Requirement: Reproduce each of the following records line for line, without changing anything. Leave out the pictures.

Layout annotation records
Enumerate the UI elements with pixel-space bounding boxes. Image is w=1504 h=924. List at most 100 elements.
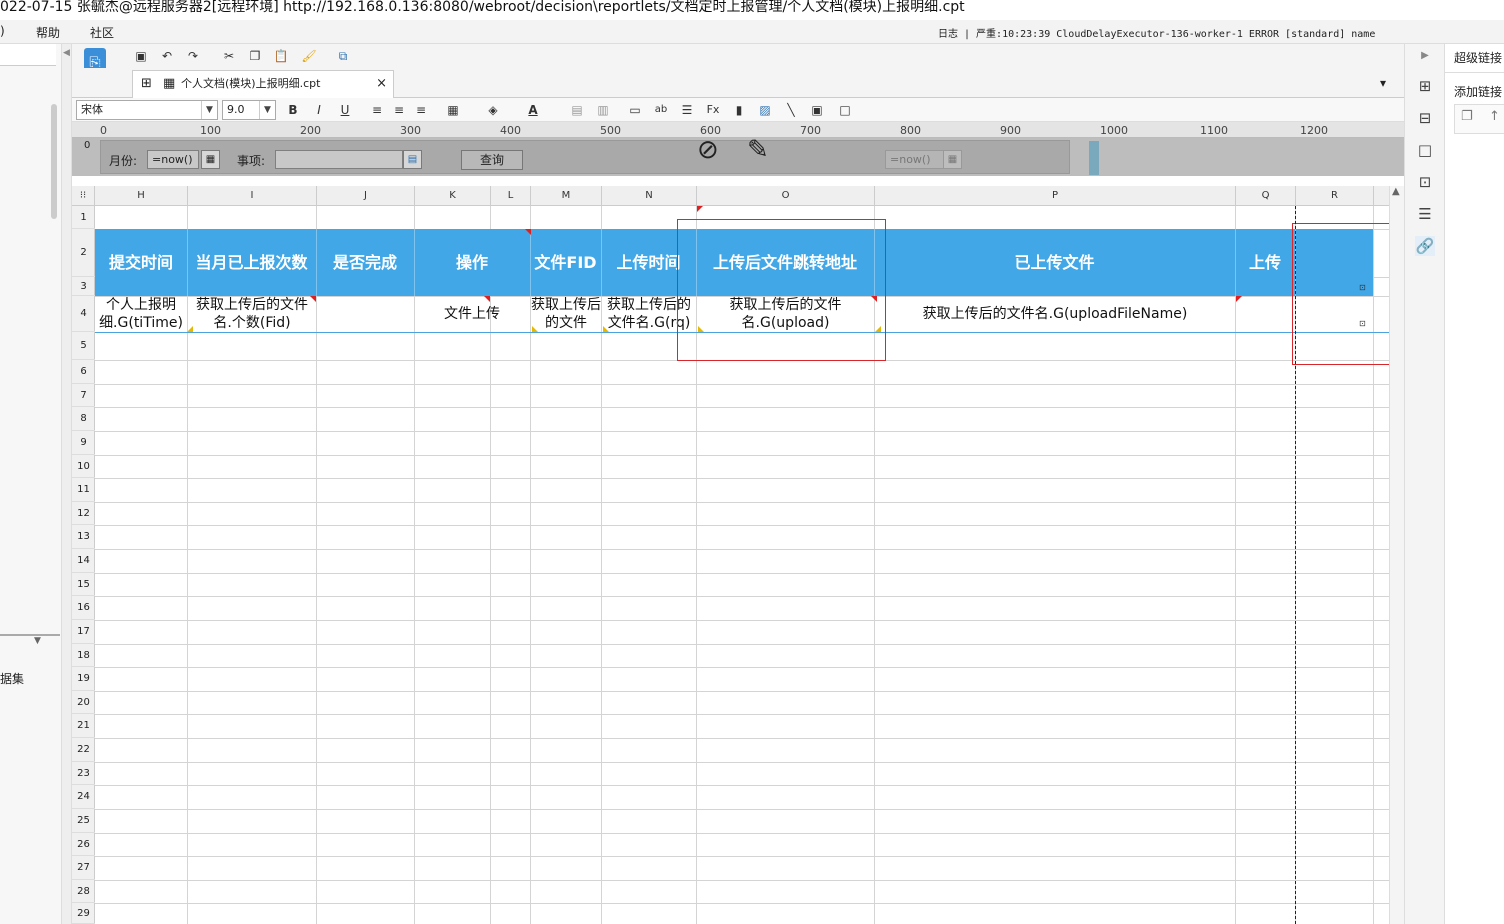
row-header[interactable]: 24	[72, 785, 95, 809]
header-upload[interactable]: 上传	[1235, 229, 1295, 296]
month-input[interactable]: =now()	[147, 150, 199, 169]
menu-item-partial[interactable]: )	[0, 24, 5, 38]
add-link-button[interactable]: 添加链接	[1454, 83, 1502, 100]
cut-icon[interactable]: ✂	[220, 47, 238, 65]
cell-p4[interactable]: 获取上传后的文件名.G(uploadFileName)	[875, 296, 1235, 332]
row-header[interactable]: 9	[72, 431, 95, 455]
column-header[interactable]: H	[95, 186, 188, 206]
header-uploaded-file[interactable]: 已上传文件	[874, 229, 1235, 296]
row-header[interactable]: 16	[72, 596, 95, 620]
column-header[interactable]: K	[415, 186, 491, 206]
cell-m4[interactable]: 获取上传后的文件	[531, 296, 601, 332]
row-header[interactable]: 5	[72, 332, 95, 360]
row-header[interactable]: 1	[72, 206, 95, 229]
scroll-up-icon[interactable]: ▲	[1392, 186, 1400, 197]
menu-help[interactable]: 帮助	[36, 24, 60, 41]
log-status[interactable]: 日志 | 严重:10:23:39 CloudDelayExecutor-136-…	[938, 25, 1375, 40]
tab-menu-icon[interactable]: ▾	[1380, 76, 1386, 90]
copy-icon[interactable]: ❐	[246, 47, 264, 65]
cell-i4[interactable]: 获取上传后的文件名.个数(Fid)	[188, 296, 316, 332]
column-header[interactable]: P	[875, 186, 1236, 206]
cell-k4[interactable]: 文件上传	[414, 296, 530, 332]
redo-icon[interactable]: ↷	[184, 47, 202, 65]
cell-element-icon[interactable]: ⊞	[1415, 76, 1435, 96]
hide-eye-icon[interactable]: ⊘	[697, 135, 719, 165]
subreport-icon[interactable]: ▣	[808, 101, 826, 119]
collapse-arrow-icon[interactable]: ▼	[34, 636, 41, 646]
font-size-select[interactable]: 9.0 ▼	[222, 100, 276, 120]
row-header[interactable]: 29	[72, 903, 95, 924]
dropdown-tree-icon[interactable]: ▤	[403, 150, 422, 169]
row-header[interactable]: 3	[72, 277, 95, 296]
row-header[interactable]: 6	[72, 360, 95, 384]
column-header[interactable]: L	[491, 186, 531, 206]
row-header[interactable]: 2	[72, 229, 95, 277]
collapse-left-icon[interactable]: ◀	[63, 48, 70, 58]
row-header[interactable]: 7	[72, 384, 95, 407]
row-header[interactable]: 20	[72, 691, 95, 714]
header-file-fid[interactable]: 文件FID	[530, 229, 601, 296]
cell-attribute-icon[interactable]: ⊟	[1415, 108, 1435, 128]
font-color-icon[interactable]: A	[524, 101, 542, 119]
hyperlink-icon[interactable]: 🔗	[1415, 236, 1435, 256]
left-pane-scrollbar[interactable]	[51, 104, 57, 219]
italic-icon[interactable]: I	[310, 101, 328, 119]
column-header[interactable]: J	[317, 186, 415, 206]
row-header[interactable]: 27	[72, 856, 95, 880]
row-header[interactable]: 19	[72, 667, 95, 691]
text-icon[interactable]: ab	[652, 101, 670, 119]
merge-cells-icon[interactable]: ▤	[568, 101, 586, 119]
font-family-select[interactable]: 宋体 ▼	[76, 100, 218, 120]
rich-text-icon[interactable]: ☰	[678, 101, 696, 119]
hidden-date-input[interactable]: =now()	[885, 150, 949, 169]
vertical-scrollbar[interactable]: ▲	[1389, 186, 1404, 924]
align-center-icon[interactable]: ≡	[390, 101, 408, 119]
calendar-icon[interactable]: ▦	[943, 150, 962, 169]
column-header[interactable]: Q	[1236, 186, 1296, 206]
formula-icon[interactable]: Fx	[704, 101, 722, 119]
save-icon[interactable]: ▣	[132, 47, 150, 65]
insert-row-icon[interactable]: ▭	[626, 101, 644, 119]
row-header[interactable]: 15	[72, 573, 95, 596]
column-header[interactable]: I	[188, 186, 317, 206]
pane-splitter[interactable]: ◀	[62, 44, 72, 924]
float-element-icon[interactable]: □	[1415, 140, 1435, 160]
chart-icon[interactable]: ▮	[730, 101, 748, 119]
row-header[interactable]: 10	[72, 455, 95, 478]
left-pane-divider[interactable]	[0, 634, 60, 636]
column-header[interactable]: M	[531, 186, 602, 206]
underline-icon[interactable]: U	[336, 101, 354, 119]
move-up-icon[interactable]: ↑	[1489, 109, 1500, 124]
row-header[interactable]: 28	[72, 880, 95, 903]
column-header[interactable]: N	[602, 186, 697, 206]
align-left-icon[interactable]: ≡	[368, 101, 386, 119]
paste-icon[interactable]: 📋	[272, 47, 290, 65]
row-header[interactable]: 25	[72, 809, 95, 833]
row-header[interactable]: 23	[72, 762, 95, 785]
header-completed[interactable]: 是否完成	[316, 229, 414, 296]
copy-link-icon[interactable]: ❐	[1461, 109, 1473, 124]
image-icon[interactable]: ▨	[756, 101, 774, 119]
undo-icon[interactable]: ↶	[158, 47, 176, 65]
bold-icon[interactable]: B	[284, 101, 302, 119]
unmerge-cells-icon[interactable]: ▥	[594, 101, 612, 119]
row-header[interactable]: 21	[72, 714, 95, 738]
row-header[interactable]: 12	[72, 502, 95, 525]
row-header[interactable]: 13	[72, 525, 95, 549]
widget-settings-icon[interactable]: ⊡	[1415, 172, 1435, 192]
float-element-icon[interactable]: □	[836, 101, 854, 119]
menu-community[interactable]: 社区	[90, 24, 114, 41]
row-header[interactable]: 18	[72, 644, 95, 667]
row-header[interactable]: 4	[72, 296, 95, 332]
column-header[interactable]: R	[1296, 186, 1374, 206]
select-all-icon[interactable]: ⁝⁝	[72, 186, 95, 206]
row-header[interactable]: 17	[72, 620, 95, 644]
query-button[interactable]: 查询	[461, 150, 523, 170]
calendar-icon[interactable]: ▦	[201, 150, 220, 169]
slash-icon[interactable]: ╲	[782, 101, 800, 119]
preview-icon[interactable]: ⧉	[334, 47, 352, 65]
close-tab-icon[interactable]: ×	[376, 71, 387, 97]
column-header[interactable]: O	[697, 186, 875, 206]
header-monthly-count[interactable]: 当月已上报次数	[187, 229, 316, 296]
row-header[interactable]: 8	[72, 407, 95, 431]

Response for this exercise:
Enumerate the UI elements with pixel-space bounding boxes. Image is w=1504 h=924. List at most 100 elements.
row-header[interactable]: 24	[72, 785, 95, 809]
header-upload[interactable]: 上传	[1235, 229, 1295, 296]
month-input[interactable]: =now()	[147, 150, 199, 169]
menu-item-partial[interactable]: )	[0, 24, 5, 38]
add-link-button[interactable]: 添加链接	[1454, 83, 1502, 100]
cut-icon[interactable]: ✂	[220, 47, 238, 65]
cell-p4[interactable]: 获取上传后的文件名.G(uploadFileName)	[875, 296, 1235, 332]
row-header[interactable]: 9	[72, 431, 95, 455]
column-header[interactable]: H	[95, 186, 188, 206]
header-uploaded-file[interactable]: 已上传文件	[874, 229, 1235, 296]
row-header[interactable]: 16	[72, 596, 95, 620]
column-header[interactable]: K	[415, 186, 491, 206]
cell-m4[interactable]: 获取上传后的文件	[531, 296, 601, 332]
row-header[interactable]: 5	[72, 332, 95, 360]
row-header[interactable]: 1	[72, 206, 95, 229]
scroll-up-icon[interactable]: ▲	[1392, 186, 1400, 197]
menu-help[interactable]: 帮助	[36, 24, 60, 41]
log-status[interactable]: 日志 | 严重:10:23:39 CloudDelayExecutor-136-…	[938, 25, 1375, 40]
tab-menu-icon[interactable]: ▾	[1380, 76, 1386, 90]
copy-icon[interactable]: ❐	[246, 47, 264, 65]
cell-i4[interactable]: 获取上传后的文件名.个数(Fid)	[188, 296, 316, 332]
column-header[interactable]: P	[875, 186, 1236, 206]
cell-k4[interactable]: 文件上传	[414, 296, 530, 332]
redo-icon[interactable]: ↷	[184, 47, 202, 65]
cell-element-icon[interactable]: ⊞	[1415, 76, 1435, 96]
hide-eye-icon[interactable]: ⊘	[697, 135, 719, 165]
subreport-icon[interactable]: ▣	[808, 101, 826, 119]
collapse-arrow-icon[interactable]: ▼	[34, 636, 41, 646]
font-size-select[interactable]: 9.0 ▼	[222, 100, 276, 120]
row-header[interactable]: 29	[72, 903, 95, 924]
dropdown-tree-icon[interactable]: ▤	[403, 150, 422, 169]
row-header[interactable]: 3	[72, 277, 95, 296]
row-header[interactable]: 6	[72, 360, 95, 384]
column-header[interactable]: L	[491, 186, 531, 206]
row-header[interactable]: 2	[72, 229, 95, 277]
collapse-left-icon[interactable]: ◀	[63, 48, 70, 58]
row-header[interactable]: 7	[72, 384, 95, 407]
row-header[interactable]: 20	[72, 691, 95, 714]
header-file-fid[interactable]: 文件FID	[530, 229, 601, 296]
cell-attribute-icon[interactable]: ⊟	[1415, 108, 1435, 128]
font-color-icon[interactable]: A	[524, 101, 542, 119]
hyperlink-icon[interactable]: 🔗	[1415, 236, 1435, 256]
left-pane-scrollbar[interactable]	[51, 104, 57, 219]
italic-icon[interactable]: I	[310, 101, 328, 119]
column-header[interactable]: J	[317, 186, 415, 206]
row-header[interactable]: 27	[72, 856, 95, 880]
row-header[interactable]: 19	[72, 667, 95, 691]
text-icon[interactable]: ab	[652, 101, 670, 119]
merge-cells-icon[interactable]: ▤	[568, 101, 586, 119]
font-family-select[interactable]: 宋体 ▼	[76, 100, 218, 120]
rich-text-icon[interactable]: ☰	[678, 101, 696, 119]
hidden-date-input[interactable]: =now()	[885, 150, 949, 169]
vertical-scrollbar[interactable]: ▲	[1389, 186, 1404, 924]
align-center-icon[interactable]: ≡	[390, 101, 408, 119]
calendar-icon[interactable]: ▦	[943, 150, 962, 169]
column-header[interactable]: Q	[1236, 186, 1296, 206]
formula-icon[interactable]: Fx	[704, 101, 722, 119]
save-icon[interactable]: ▣	[132, 47, 150, 65]
insert-row-icon[interactable]: ▭	[626, 101, 644, 119]
row-header[interactable]: 15	[72, 573, 95, 596]
column-header[interactable]: I	[188, 186, 317, 206]
pane-splitter[interactable]: ◀	[62, 44, 72, 924]
float-element-icon[interactable]: □	[1415, 140, 1435, 160]
chart-icon[interactable]: ▮	[730, 101, 748, 119]
row-header[interactable]: 10	[72, 455, 95, 478]
left-pane-divider[interactable]	[0, 634, 60, 636]
column-header[interactable]: M	[531, 186, 602, 206]
underline-icon[interactable]: U	[336, 101, 354, 119]
move-up-icon[interactable]: ↑	[1489, 109, 1500, 124]
row-header[interactable]: 28	[72, 880, 95, 903]
column-header[interactable]: N	[602, 186, 697, 206]
align-left-icon[interactable]: ≡	[368, 101, 386, 119]
paste-icon[interactable]: 📋	[272, 47, 290, 65]
row-header[interactable]: 25	[72, 809, 95, 833]
row-header[interactable]: 23	[72, 762, 95, 785]
header-completed[interactable]: 是否完成	[316, 229, 414, 296]
copy-link-icon[interactable]: ❐	[1461, 109, 1473, 124]
image-icon[interactable]: ▨	[756, 101, 774, 119]
undo-icon[interactable]: ↶	[158, 47, 176, 65]
bold-icon[interactable]: B	[284, 101, 302, 119]
unmerge-cells-icon[interactable]: ▥	[594, 101, 612, 119]
row-header[interactable]: 21	[72, 714, 95, 738]
row-header[interactable]: 12	[72, 502, 95, 525]
row-header[interactable]: 13	[72, 525, 95, 549]
widget-settings-icon[interactable]: ⊡	[1415, 172, 1435, 192]
float-element-icon[interactable]: □	[836, 101, 854, 119]
menu-community[interactable]: 社区	[90, 24, 114, 41]
row-header[interactable]: 18	[72, 644, 95, 667]
row-header[interactable]: 4	[72, 296, 95, 332]
column-header[interactable]: R	[1296, 186, 1374, 206]
select-all-icon[interactable]: ⁝⁝	[72, 186, 95, 206]
row-header[interactable]: 17	[72, 620, 95, 644]
query-button[interactable]: 查询	[461, 150, 523, 170]
calendar-icon[interactable]: ▦	[201, 150, 220, 169]
slash-icon[interactable]: ╲	[782, 101, 800, 119]
preview-icon[interactable]: ⧉	[334, 47, 352, 65]
close-tab-icon[interactable]: ×	[376, 71, 387, 97]
column-header[interactable]: O	[697, 186, 875, 206]
header-monthly-count[interactable]: 当月已上报次数	[187, 229, 316, 296]
row-header[interactable]: 8	[72, 407, 95, 431]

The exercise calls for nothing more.